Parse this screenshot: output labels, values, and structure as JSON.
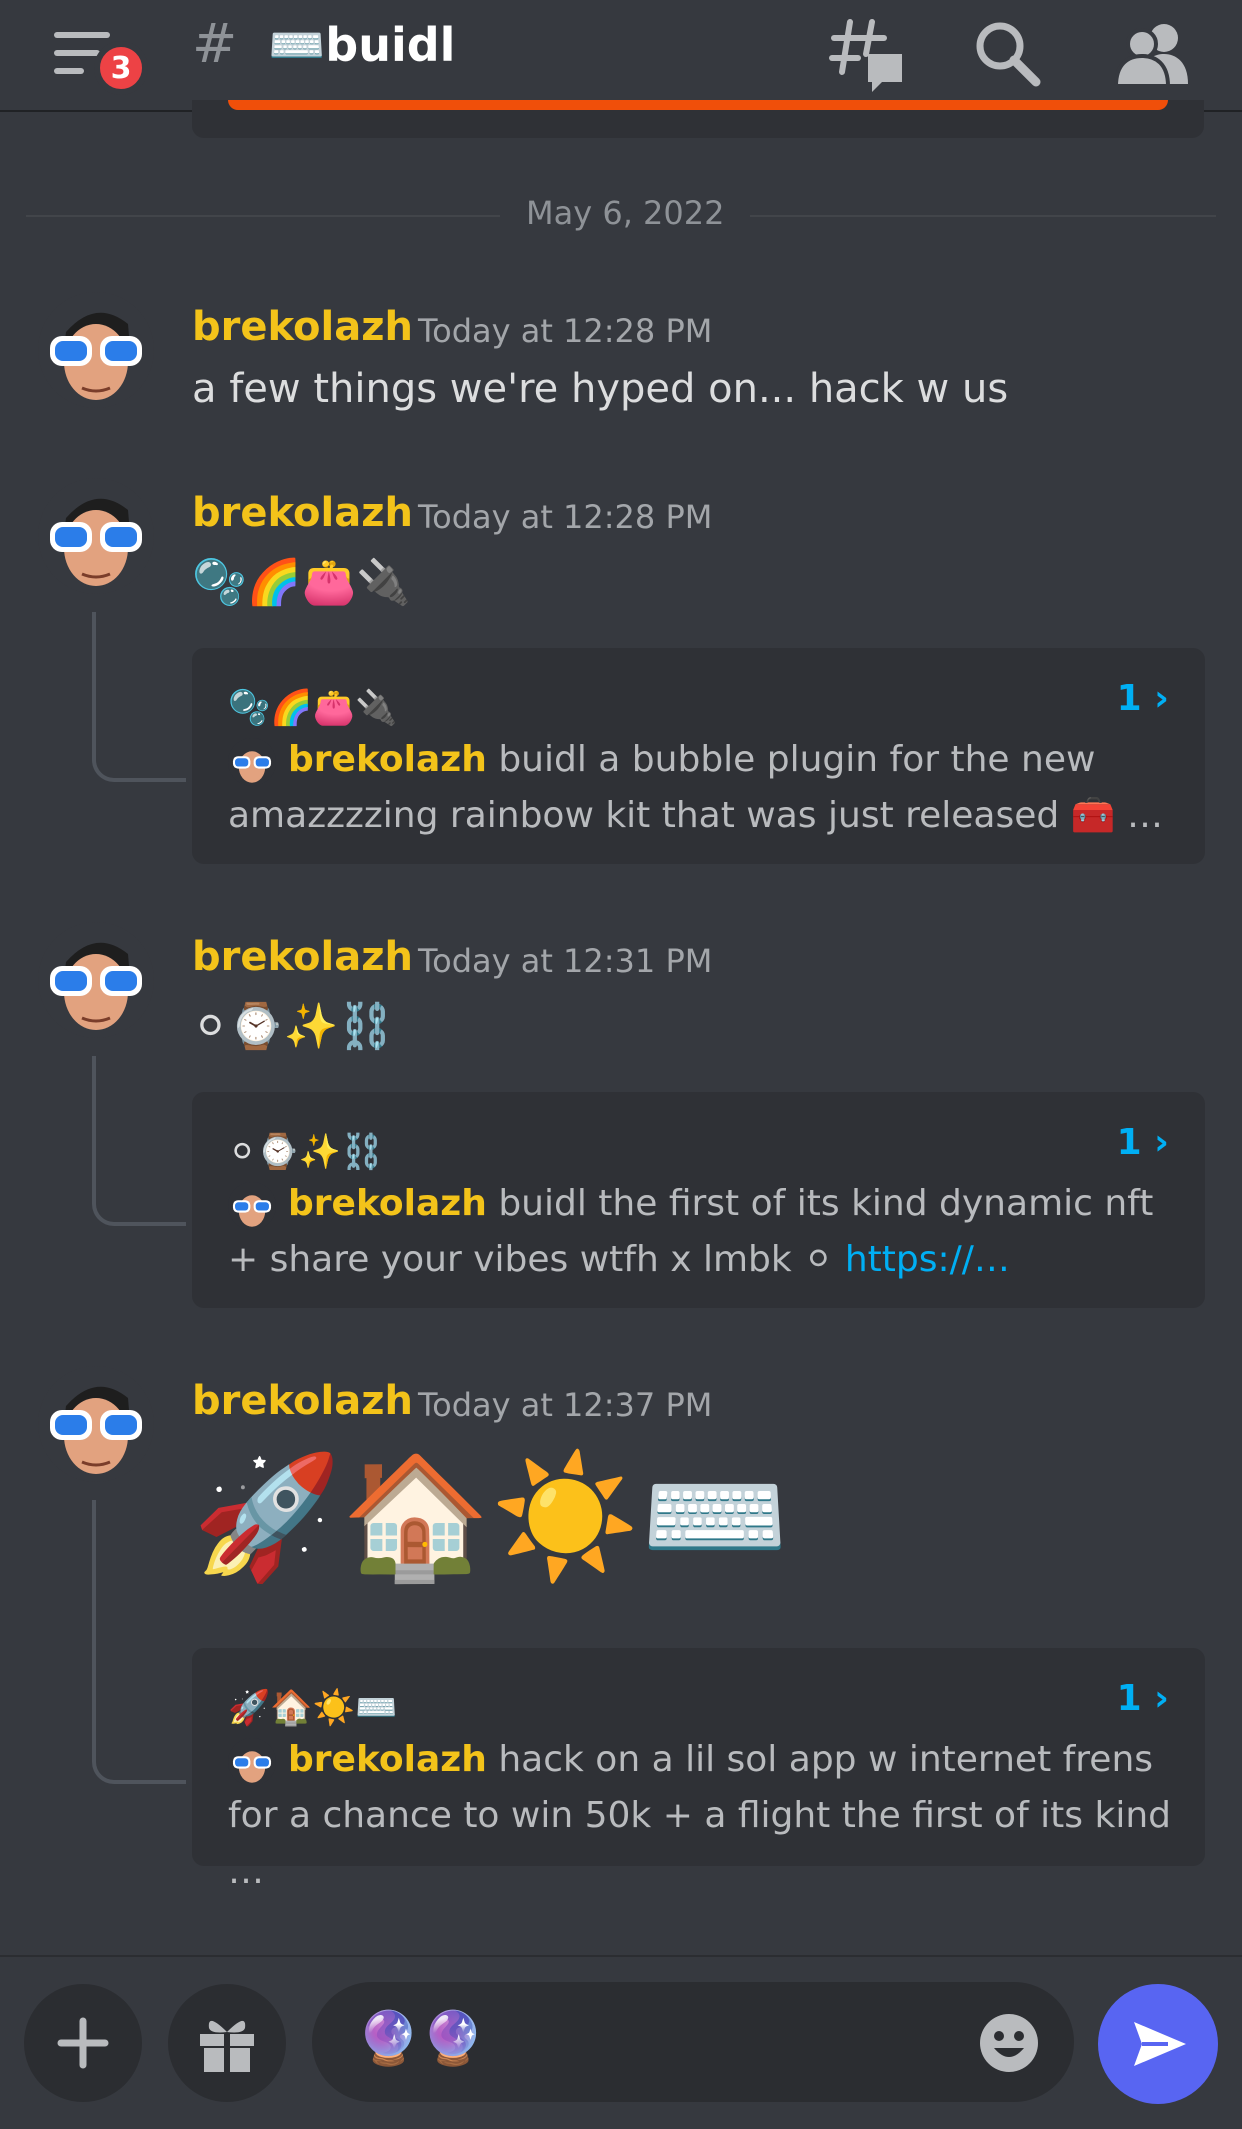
{
  "header": {
    "notification_count": "3",
    "hash_symbol": "#",
    "channel_name": "⌨️buidl",
    "icons": [
      "menu-icon",
      "threads-icon",
      "search-icon",
      "members-icon"
    ]
  },
  "date_divider": "May 6, 2022",
  "messages": [
    {
      "author": "brekolazh",
      "timestamp": "Today at 12:28 PM",
      "text": "a few things we're hyped on... hack w us"
    },
    {
      "author": "brekolazh",
      "timestamp": "Today at 12:28 PM",
      "text": "🫧🌈👛🔌",
      "thread": {
        "title": "🫧🌈👛🔌",
        "count": "1 ›",
        "author": "brekolazh",
        "preview": "buidl a bubble plugin for the new amazzzzing rainbow kit that was just released 🧰 …"
      }
    },
    {
      "author": "brekolazh",
      "timestamp": "Today at 12:31 PM",
      "text": "⚪⌚✨⛓️",
      "thread": {
        "title": "⚪⌚✨⛓️",
        "count": "1 ›",
        "author": "brekolazh",
        "preview": "buidl the first of its kind dynamic nft + share your vibes wtfh x lmbk ⚪ ",
        "link": "https://…"
      }
    },
    {
      "author": "brekolazh",
      "timestamp": "Today at 12:37 PM",
      "text": "🚀🏠☀️⌨️",
      "thread": {
        "title": "🚀🏠☀️⌨️",
        "count": "1 ›",
        "author": "brekolazh",
        "preview": "hack on a lil sol app w internet frens for a chance to win 50k + a flight the first of its kind …"
      }
    }
  ],
  "composer": {
    "value": "🔮🔮",
    "icons": [
      "plus-icon",
      "gift-icon",
      "emoji-icon",
      "send-icon"
    ]
  },
  "colors": {
    "background": "#36393f",
    "card": "#2f3136",
    "username": "#f3c31a",
    "link": "#00aff4",
    "send": "#5865f2",
    "badge": "#ed4245"
  }
}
----
Aim ->
Go through the listing above and quote it exactly, apart from its images.

Answer in full ->
Parse this screenshot: output labels, values, and structure as JSON.
{
  "header": {
    "notification_count": "3",
    "hash_symbol": "#",
    "channel_name": "⌨️buidl",
    "icons": [
      "menu-icon",
      "threads-icon",
      "search-icon",
      "members-icon"
    ]
  },
  "date_divider": "May 6, 2022",
  "messages": [
    {
      "author": "brekolazh",
      "timestamp": "Today at 12:28 PM",
      "text": "a few things we're hyped on... hack w us"
    },
    {
      "author": "brekolazh",
      "timestamp": "Today at 12:28 PM",
      "text": "🫧🌈👛🔌",
      "thread": {
        "title": "🫧🌈👛🔌",
        "count": "1 ›",
        "author": "brekolazh",
        "preview": "buidl a bubble plugin for the new amazzzzing rainbow kit that was just released 🧰 …"
      }
    },
    {
      "author": "brekolazh",
      "timestamp": "Today at 12:31 PM",
      "text": "⚪⌚✨⛓️",
      "thread": {
        "title": "⚪⌚✨⛓️",
        "count": "1 ›",
        "author": "brekolazh",
        "preview": "buidl the first of its kind dynamic nft + share your vibes wtfh x lmbk ⚪ ",
        "link": "https://…"
      }
    },
    {
      "author": "brekolazh",
      "timestamp": "Today at 12:37 PM",
      "text": "🚀🏠☀️⌨️",
      "thread": {
        "title": "🚀🏠☀️⌨️",
        "count": "1 ›",
        "author": "brekolazh",
        "preview": "hack on a lil sol app w internet frens for a chance to win 50k + a flight the first of its kind …"
      }
    }
  ],
  "composer": {
    "value": "🔮🔮",
    "icons": [
      "plus-icon",
      "gift-icon",
      "emoji-icon",
      "send-icon"
    ]
  },
  "colors": {
    "background": "#36393f",
    "card": "#2f3136",
    "username": "#f3c31a",
    "link": "#00aff4",
    "send": "#5865f2",
    "badge": "#ed4245"
  }
}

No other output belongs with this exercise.